**WHAT YOU SHOULD DO**
Scan the entries below. List each line with "JSON".

**Figure contents as structured data**
>>

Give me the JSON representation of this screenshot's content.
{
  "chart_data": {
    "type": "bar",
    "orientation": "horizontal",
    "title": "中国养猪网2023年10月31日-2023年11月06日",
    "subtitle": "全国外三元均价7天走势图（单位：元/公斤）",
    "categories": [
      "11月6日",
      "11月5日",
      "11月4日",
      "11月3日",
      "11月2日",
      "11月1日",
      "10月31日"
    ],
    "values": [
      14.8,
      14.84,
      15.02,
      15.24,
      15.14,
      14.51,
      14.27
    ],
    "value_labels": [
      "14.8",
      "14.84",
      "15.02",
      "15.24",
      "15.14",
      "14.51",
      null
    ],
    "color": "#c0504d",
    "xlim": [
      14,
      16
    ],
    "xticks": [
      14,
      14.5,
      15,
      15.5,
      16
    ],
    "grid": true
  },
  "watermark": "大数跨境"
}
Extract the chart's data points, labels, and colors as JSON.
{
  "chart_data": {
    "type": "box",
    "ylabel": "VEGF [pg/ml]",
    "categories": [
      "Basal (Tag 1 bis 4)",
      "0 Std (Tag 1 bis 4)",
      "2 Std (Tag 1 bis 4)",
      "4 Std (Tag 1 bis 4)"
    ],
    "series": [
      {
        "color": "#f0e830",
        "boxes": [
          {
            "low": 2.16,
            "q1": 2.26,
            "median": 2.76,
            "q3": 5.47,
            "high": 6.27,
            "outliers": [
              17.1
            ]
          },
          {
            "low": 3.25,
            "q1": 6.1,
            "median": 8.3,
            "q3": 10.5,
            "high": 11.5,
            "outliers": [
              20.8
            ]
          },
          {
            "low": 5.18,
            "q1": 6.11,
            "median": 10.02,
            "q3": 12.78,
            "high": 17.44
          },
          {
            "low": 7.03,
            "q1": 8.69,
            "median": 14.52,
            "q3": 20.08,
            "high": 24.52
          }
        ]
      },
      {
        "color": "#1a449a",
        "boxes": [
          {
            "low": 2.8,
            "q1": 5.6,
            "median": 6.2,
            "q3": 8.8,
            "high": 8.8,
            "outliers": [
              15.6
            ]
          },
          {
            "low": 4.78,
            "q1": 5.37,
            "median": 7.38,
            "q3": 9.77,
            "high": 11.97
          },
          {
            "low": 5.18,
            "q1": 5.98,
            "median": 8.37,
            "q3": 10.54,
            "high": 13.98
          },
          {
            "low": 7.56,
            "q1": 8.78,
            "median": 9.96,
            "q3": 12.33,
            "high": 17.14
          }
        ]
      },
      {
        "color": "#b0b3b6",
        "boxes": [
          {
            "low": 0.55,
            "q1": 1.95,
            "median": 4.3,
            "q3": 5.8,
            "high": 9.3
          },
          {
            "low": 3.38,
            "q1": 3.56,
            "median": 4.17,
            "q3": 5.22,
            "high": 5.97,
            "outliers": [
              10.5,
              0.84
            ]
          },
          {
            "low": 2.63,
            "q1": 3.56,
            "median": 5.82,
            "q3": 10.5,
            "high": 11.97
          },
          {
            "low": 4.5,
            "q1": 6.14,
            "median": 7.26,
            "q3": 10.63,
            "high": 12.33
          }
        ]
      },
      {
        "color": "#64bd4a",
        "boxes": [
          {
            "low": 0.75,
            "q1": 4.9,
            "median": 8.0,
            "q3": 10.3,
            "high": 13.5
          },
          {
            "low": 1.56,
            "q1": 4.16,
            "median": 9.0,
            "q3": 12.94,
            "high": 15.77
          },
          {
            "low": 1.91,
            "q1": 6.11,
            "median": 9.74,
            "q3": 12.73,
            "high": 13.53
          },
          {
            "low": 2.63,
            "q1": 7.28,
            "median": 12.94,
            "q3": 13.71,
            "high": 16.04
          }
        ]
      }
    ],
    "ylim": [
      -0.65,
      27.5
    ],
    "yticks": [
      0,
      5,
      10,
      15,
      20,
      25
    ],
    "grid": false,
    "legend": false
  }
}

<<

**ANSWER FOR THIS EXERCISE**
Give me the JSON representation of this screenshot's content.
Extract the chart's data points, labels, and colors as JSON.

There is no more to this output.